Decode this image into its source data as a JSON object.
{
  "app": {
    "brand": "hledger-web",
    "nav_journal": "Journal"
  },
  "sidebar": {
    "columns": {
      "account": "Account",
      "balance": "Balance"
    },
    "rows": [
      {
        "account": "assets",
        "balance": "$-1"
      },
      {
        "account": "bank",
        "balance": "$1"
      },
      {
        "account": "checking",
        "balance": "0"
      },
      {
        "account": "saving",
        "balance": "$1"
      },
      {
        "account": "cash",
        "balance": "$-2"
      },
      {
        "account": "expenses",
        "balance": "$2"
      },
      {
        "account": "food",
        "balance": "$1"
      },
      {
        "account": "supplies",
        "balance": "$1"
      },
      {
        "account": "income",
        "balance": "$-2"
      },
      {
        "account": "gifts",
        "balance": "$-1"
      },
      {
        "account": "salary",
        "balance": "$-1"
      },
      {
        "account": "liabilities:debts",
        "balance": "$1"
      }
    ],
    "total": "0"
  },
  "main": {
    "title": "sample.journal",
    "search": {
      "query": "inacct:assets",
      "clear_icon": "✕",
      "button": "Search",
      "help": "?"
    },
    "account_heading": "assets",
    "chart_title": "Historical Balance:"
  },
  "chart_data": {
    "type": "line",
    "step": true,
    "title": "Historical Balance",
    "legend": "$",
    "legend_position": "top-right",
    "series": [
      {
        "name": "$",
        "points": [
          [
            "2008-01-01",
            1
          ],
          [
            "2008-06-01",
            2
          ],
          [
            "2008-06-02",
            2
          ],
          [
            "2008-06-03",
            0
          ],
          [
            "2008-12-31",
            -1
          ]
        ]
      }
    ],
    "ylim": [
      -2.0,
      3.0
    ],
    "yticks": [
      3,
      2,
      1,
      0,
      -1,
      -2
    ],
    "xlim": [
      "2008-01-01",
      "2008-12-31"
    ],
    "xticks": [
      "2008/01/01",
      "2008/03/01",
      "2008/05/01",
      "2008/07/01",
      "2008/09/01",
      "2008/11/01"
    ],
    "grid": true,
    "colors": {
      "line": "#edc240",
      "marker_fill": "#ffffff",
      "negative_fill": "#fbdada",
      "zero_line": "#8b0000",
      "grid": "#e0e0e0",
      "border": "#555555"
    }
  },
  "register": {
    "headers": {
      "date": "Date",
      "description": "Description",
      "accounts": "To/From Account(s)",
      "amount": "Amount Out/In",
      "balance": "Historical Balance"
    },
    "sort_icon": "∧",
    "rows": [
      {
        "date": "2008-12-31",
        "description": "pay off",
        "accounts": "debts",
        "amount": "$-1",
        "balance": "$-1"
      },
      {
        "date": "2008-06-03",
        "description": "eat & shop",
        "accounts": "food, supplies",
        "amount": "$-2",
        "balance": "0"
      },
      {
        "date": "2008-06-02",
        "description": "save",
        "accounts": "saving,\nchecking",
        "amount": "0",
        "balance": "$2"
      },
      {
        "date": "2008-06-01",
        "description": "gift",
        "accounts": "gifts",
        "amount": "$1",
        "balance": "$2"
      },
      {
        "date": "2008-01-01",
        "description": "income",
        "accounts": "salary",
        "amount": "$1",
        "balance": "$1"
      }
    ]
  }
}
:::::
GIVEN TASK: Take the listing above and set it down exactly.

SOLUTION TO THIS TASK:
Decode this image into its source data as a JSON object.
{
  "app": {
    "brand": "hledger-web",
    "nav_journal": "Journal"
  },
  "sidebar": {
    "columns": {
      "account": "Account",
      "balance": "Balance"
    },
    "rows": [
      {
        "account": "assets",
        "balance": "$-1"
      },
      {
        "account": "bank",
        "balance": "$1"
      },
      {
        "account": "checking",
        "balance": "0"
      },
      {
        "account": "saving",
        "balance": "$1"
      },
      {
        "account": "cash",
        "balance": "$-2"
      },
      {
        "account": "expenses",
        "balance": "$2"
      },
      {
        "account": "food",
        "balance": "$1"
      },
      {
        "account": "supplies",
        "balance": "$1"
      },
      {
        "account": "income",
        "balance": "$-2"
      },
      {
        "account": "gifts",
        "balance": "$-1"
      },
      {
        "account": "salary",
        "balance": "$-1"
      },
      {
        "account": "liabilities:debts",
        "balance": "$1"
      }
    ],
    "total": "0"
  },
  "main": {
    "title": "sample.journal",
    "search": {
      "query": "inacct:assets",
      "clear_icon": "✕",
      "button": "Search",
      "help": "?"
    },
    "account_heading": "assets",
    "chart_title": "Historical Balance:"
  },
  "chart_data": {
    "type": "line",
    "step": true,
    "title": "Historical Balance",
    "legend": "$",
    "legend_position": "top-right",
    "series": [
      {
        "name": "$",
        "points": [
          [
            "2008-01-01",
            1
          ],
          [
            "2008-06-01",
            2
          ],
          [
            "2008-06-02",
            2
          ],
          [
            "2008-06-03",
            0
          ],
          [
            "2008-12-31",
            -1
          ]
        ]
      }
    ],
    "ylim": [
      -2.0,
      3.0
    ],
    "yticks": [
      3,
      2,
      1,
      0,
      -1,
      -2
    ],
    "xlim": [
      "2008-01-01",
      "2008-12-31"
    ],
    "xticks": [
      "2008/01/01",
      "2008/03/01",
      "2008/05/01",
      "2008/07/01",
      "2008/09/01",
      "2008/11/01"
    ],
    "grid": true,
    "colors": {
      "line": "#edc240",
      "marker_fill": "#ffffff",
      "negative_fill": "#fbdada",
      "zero_line": "#8b0000",
      "grid": "#e0e0e0",
      "border": "#555555"
    }
  },
  "register": {
    "headers": {
      "date": "Date",
      "description": "Description",
      "accounts": "To/From Account(s)",
      "amount": "Amount Out/In",
      "balance": "Historical Balance"
    },
    "sort_icon": "∧",
    "rows": [
      {
        "date": "2008-12-31",
        "description": "pay off",
        "accounts": "debts",
        "amount": "$-1",
        "balance": "$-1"
      },
      {
        "date": "2008-06-03",
        "description": "eat & shop",
        "accounts": "food, supplies",
        "amount": "$-2",
        "balance": "0"
      },
      {
        "date": "2008-06-02",
        "description": "save",
        "accounts": "saving,\nchecking",
        "amount": "0",
        "balance": "$2"
      },
      {
        "date": "2008-06-01",
        "description": "gift",
        "accounts": "gifts",
        "amount": "$1",
        "balance": "$2"
      },
      {
        "date": "2008-01-01",
        "description": "income",
        "accounts": "salary",
        "amount": "$1",
        "balance": "$1"
      }
    ]
  }
}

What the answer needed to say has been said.